■ Exercise directions ■
Print all records exactly, leaving nothing out.

■ Material shown ■
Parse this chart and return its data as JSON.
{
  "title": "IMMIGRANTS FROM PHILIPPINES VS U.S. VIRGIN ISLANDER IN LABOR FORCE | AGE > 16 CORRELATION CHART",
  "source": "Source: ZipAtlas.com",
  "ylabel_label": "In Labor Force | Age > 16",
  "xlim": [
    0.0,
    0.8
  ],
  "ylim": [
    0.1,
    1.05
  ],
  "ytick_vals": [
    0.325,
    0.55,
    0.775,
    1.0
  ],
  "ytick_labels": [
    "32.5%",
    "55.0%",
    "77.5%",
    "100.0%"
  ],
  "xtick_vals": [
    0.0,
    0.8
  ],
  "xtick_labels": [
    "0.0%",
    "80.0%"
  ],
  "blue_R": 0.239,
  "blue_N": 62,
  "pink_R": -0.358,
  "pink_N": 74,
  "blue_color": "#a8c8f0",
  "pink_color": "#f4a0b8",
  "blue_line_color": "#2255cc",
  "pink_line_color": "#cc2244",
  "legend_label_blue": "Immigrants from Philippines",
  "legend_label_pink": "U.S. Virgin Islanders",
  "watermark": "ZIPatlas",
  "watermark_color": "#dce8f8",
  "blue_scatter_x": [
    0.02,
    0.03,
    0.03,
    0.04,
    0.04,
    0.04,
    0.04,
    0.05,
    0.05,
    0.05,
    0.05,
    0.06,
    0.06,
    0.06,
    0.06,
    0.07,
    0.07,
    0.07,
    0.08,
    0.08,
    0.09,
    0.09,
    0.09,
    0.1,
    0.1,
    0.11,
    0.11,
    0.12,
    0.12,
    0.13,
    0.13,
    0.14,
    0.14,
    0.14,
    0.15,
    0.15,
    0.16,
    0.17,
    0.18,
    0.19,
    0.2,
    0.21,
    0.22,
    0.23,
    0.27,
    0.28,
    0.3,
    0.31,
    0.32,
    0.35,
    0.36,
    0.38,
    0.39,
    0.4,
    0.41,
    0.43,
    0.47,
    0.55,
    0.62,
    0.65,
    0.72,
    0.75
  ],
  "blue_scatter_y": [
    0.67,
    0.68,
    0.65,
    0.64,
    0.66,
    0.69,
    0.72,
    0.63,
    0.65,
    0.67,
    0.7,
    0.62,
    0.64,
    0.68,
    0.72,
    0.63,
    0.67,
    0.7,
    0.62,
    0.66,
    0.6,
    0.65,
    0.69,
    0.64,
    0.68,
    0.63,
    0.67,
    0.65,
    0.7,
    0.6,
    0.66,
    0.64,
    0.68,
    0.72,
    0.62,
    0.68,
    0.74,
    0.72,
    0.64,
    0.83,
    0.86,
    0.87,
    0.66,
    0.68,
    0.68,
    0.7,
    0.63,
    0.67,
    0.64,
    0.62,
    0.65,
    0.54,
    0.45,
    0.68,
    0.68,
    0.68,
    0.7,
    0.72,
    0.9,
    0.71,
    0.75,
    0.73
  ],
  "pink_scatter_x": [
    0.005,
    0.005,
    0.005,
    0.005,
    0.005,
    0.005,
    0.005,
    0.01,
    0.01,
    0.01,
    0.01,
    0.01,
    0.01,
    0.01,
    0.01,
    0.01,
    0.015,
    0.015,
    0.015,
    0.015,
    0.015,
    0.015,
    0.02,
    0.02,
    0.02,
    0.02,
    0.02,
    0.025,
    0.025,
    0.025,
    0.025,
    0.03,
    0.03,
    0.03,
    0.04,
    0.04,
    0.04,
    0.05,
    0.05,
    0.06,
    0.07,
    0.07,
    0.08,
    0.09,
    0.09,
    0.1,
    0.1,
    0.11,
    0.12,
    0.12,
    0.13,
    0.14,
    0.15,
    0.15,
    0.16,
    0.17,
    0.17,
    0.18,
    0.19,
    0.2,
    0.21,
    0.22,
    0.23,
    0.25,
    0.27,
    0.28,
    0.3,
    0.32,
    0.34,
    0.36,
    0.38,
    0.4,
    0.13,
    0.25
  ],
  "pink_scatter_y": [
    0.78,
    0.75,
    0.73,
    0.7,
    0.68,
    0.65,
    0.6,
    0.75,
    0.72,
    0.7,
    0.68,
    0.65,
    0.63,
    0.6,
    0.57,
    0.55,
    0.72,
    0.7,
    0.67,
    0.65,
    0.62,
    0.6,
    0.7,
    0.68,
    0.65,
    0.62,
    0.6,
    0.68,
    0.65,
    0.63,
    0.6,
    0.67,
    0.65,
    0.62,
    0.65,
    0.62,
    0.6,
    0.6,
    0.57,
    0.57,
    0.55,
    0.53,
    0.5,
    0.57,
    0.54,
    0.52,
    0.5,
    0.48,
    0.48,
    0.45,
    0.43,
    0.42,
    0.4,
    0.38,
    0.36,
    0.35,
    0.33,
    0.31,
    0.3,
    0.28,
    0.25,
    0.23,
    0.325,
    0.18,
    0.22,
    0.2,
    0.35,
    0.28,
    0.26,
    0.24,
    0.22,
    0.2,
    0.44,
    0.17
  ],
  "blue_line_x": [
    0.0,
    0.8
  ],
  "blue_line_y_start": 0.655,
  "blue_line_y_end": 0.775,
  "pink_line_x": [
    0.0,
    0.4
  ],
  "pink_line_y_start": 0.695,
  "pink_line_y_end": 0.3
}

■ Solution to the problem ■
Parse this chart and return its data as JSON.
{
  "title": "IMMIGRANTS FROM PHILIPPINES VS U.S. VIRGIN ISLANDER IN LABOR FORCE | AGE > 16 CORRELATION CHART",
  "source": "Source: ZipAtlas.com",
  "ylabel_label": "In Labor Force | Age > 16",
  "xlim": [
    0.0,
    0.8
  ],
  "ylim": [
    0.1,
    1.05
  ],
  "ytick_vals": [
    0.325,
    0.55,
    0.775,
    1.0
  ],
  "ytick_labels": [
    "32.5%",
    "55.0%",
    "77.5%",
    "100.0%"
  ],
  "xtick_vals": [
    0.0,
    0.8
  ],
  "xtick_labels": [
    "0.0%",
    "80.0%"
  ],
  "blue_R": 0.239,
  "blue_N": 62,
  "pink_R": -0.358,
  "pink_N": 74,
  "blue_color": "#a8c8f0",
  "pink_color": "#f4a0b8",
  "blue_line_color": "#2255cc",
  "pink_line_color": "#cc2244",
  "legend_label_blue": "Immigrants from Philippines",
  "legend_label_pink": "U.S. Virgin Islanders",
  "watermark": "ZIPatlas",
  "watermark_color": "#dce8f8",
  "blue_scatter_x": [
    0.02,
    0.03,
    0.03,
    0.04,
    0.04,
    0.04,
    0.04,
    0.05,
    0.05,
    0.05,
    0.05,
    0.06,
    0.06,
    0.06,
    0.06,
    0.07,
    0.07,
    0.07,
    0.08,
    0.08,
    0.09,
    0.09,
    0.09,
    0.1,
    0.1,
    0.11,
    0.11,
    0.12,
    0.12,
    0.13,
    0.13,
    0.14,
    0.14,
    0.14,
    0.15,
    0.15,
    0.16,
    0.17,
    0.18,
    0.19,
    0.2,
    0.21,
    0.22,
    0.23,
    0.27,
    0.28,
    0.3,
    0.31,
    0.32,
    0.35,
    0.36,
    0.38,
    0.39,
    0.4,
    0.41,
    0.43,
    0.47,
    0.55,
    0.62,
    0.65,
    0.72,
    0.75
  ],
  "blue_scatter_y": [
    0.67,
    0.68,
    0.65,
    0.64,
    0.66,
    0.69,
    0.72,
    0.63,
    0.65,
    0.67,
    0.7,
    0.62,
    0.64,
    0.68,
    0.72,
    0.63,
    0.67,
    0.7,
    0.62,
    0.66,
    0.6,
    0.65,
    0.69,
    0.64,
    0.68,
    0.63,
    0.67,
    0.65,
    0.7,
    0.6,
    0.66,
    0.64,
    0.68,
    0.72,
    0.62,
    0.68,
    0.74,
    0.72,
    0.64,
    0.83,
    0.86,
    0.87,
    0.66,
    0.68,
    0.68,
    0.7,
    0.63,
    0.67,
    0.64,
    0.62,
    0.65,
    0.54,
    0.45,
    0.68,
    0.68,
    0.68,
    0.7,
    0.72,
    0.9,
    0.71,
    0.75,
    0.73
  ],
  "pink_scatter_x": [
    0.005,
    0.005,
    0.005,
    0.005,
    0.005,
    0.005,
    0.005,
    0.01,
    0.01,
    0.01,
    0.01,
    0.01,
    0.01,
    0.01,
    0.01,
    0.01,
    0.015,
    0.015,
    0.015,
    0.015,
    0.015,
    0.015,
    0.02,
    0.02,
    0.02,
    0.02,
    0.02,
    0.025,
    0.025,
    0.025,
    0.025,
    0.03,
    0.03,
    0.03,
    0.04,
    0.04,
    0.04,
    0.05,
    0.05,
    0.06,
    0.07,
    0.07,
    0.08,
    0.09,
    0.09,
    0.1,
    0.1,
    0.11,
    0.12,
    0.12,
    0.13,
    0.14,
    0.15,
    0.15,
    0.16,
    0.17,
    0.17,
    0.18,
    0.19,
    0.2,
    0.21,
    0.22,
    0.23,
    0.25,
    0.27,
    0.28,
    0.3,
    0.32,
    0.34,
    0.36,
    0.38,
    0.4,
    0.13,
    0.25
  ],
  "pink_scatter_y": [
    0.78,
    0.75,
    0.73,
    0.7,
    0.68,
    0.65,
    0.6,
    0.75,
    0.72,
    0.7,
    0.68,
    0.65,
    0.63,
    0.6,
    0.57,
    0.55,
    0.72,
    0.7,
    0.67,
    0.65,
    0.62,
    0.6,
    0.7,
    0.68,
    0.65,
    0.62,
    0.6,
    0.68,
    0.65,
    0.63,
    0.6,
    0.67,
    0.65,
    0.62,
    0.65,
    0.62,
    0.6,
    0.6,
    0.57,
    0.57,
    0.55,
    0.53,
    0.5,
    0.57,
    0.54,
    0.52,
    0.5,
    0.48,
    0.48,
    0.45,
    0.43,
    0.42,
    0.4,
    0.38,
    0.36,
    0.35,
    0.33,
    0.31,
    0.3,
    0.28,
    0.25,
    0.23,
    0.325,
    0.18,
    0.22,
    0.2,
    0.35,
    0.28,
    0.26,
    0.24,
    0.22,
    0.2,
    0.44,
    0.17
  ],
  "blue_line_x": [
    0.0,
    0.8
  ],
  "blue_line_y_start": 0.655,
  "blue_line_y_end": 0.775,
  "pink_line_x": [
    0.0,
    0.4
  ],
  "pink_line_y_start": 0.695,
  "pink_line_y_end": 0.3
}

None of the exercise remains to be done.